#### Supplied material ####

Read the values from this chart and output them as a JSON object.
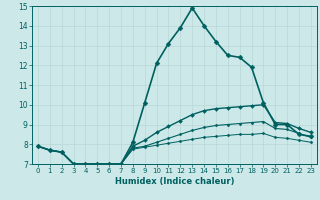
{
  "xlabel": "Humidex (Indice chaleur)",
  "ylabel": "",
  "xlim": [
    -0.5,
    23.5
  ],
  "ylim": [
    7,
    15
  ],
  "xticks": [
    0,
    1,
    2,
    3,
    4,
    5,
    6,
    7,
    8,
    9,
    10,
    11,
    12,
    13,
    14,
    15,
    16,
    17,
    18,
    19,
    20,
    21,
    22,
    23
  ],
  "yticks": [
    7,
    8,
    9,
    10,
    11,
    12,
    13,
    14,
    15
  ],
  "bg_color": "#cce8e8",
  "grid_color": "#b8d8d8",
  "line_color": "#006060",
  "series": [
    {
      "x": [
        0,
        1,
        2,
        3,
        4,
        5,
        6,
        7,
        8,
        9,
        10,
        11,
        12,
        13,
        14,
        15,
        16,
        17,
        18,
        19,
        20,
        21,
        22,
        23
      ],
      "y": [
        7.9,
        7.7,
        7.6,
        7.0,
        7.0,
        7.0,
        7.0,
        7.0,
        8.1,
        10.1,
        12.1,
        13.1,
        13.9,
        14.9,
        14.0,
        13.2,
        12.5,
        12.4,
        11.9,
        10.1,
        9.0,
        9.0,
        8.5,
        8.4
      ],
      "marker": "D",
      "markersize": 2.5,
      "linewidth": 1.2
    },
    {
      "x": [
        0,
        1,
        2,
        3,
        4,
        5,
        6,
        7,
        8,
        9,
        10,
        11,
        12,
        13,
        14,
        15,
        16,
        17,
        18,
        19,
        20,
        21,
        22,
        23
      ],
      "y": [
        7.9,
        7.7,
        7.6,
        7.0,
        7.0,
        7.0,
        7.0,
        7.0,
        7.9,
        8.2,
        8.6,
        8.9,
        9.2,
        9.5,
        9.7,
        9.8,
        9.85,
        9.9,
        9.95,
        10.0,
        9.1,
        9.05,
        8.8,
        8.6
      ],
      "marker": "D",
      "markersize": 2.0,
      "linewidth": 1.0
    },
    {
      "x": [
        0,
        1,
        2,
        3,
        4,
        5,
        6,
        7,
        8,
        9,
        10,
        11,
        12,
        13,
        14,
        15,
        16,
        17,
        18,
        19,
        20,
        21,
        22,
        23
      ],
      "y": [
        7.9,
        7.7,
        7.6,
        7.0,
        7.0,
        7.0,
        7.0,
        7.0,
        7.8,
        7.9,
        8.1,
        8.3,
        8.5,
        8.7,
        8.85,
        8.95,
        9.0,
        9.05,
        9.1,
        9.15,
        8.8,
        8.75,
        8.55,
        8.35
      ],
      "marker": "D",
      "markersize": 1.5,
      "linewidth": 0.8
    },
    {
      "x": [
        0,
        1,
        2,
        3,
        4,
        5,
        6,
        7,
        8,
        9,
        10,
        11,
        12,
        13,
        14,
        15,
        16,
        17,
        18,
        19,
        20,
        21,
        22,
        23
      ],
      "y": [
        7.9,
        7.7,
        7.6,
        7.0,
        7.0,
        7.0,
        7.0,
        7.0,
        7.75,
        7.85,
        7.95,
        8.05,
        8.15,
        8.25,
        8.35,
        8.4,
        8.45,
        8.5,
        8.5,
        8.55,
        8.35,
        8.3,
        8.2,
        8.1
      ],
      "marker": "D",
      "markersize": 1.5,
      "linewidth": 0.7
    }
  ]
}
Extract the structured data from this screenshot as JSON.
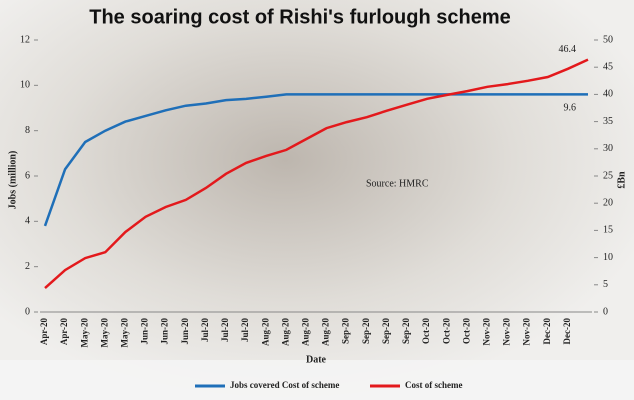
{
  "chart_data": {
    "type": "line",
    "title": "The soaring cost of Rishi's furlough scheme",
    "x_label": "Date",
    "y_label": "Jobs (million)",
    "y2_label": "£Bn",
    "source": "Source: HMRC",
    "categories": [
      "Apr-20",
      "Apr-20",
      "May-20",
      "May-20",
      "May-20",
      "Jun-20",
      "Jun-20",
      "Jun-20",
      "Jul-20",
      "Jul-20",
      "Jul-20",
      "Aug-20",
      "Aug-20",
      "Aug-20",
      "Aug-20",
      "Sep-20",
      "Sep-20",
      "Sep-20",
      "Sep-20",
      "Oct-20",
      "Oct-20",
      "Oct-20",
      "Nov-20",
      "Nov-20",
      "Nov-20",
      "Dec-20",
      "Dec-20",
      null
    ],
    "series": [
      {
        "name": "Jobs covered Cost of scheme",
        "color": "#1f6fb8",
        "values": [
          3.8,
          6.3,
          7.5,
          8.0,
          8.4,
          8.65,
          8.9,
          9.1,
          9.2,
          9.35,
          9.4,
          9.5,
          9.6,
          9.6,
          9.6,
          9.6,
          9.6,
          9.6,
          9.6,
          9.6,
          9.6,
          9.6,
          9.6,
          9.6,
          9.6,
          9.6,
          9.6,
          9.6
        ]
      },
      {
        "name": "Cost of scheme",
        "color": "#e3191c",
        "axis": "y2",
        "values": [
          4.4,
          7.7,
          9.9,
          11,
          14.7,
          17.5,
          19.3,
          20.6,
          22.8,
          25.4,
          27.4,
          28.7,
          29.8,
          31.8,
          33.8,
          34.9,
          35.8,
          37,
          38.1,
          39.2,
          39.9,
          40.6,
          41.4,
          41.9,
          42.5,
          43.2,
          44.7,
          46.4
        ]
      }
    ],
    "ylim": [
      0,
      12
    ],
    "yticks": [
      0,
      2,
      4,
      6,
      8,
      10,
      12
    ],
    "y2lim": [
      0,
      50
    ],
    "y2ticks": [
      0,
      5,
      10,
      15,
      20,
      25,
      30,
      35,
      40,
      45,
      50
    ],
    "legend": "bottom"
  }
}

####

- _Short exercise_: Out of the material above, select every line that holds the string "Jobs".

- _The reply_:
    "y_label": "Jobs (million)",
        "name": "Jobs covered Cost of scheme",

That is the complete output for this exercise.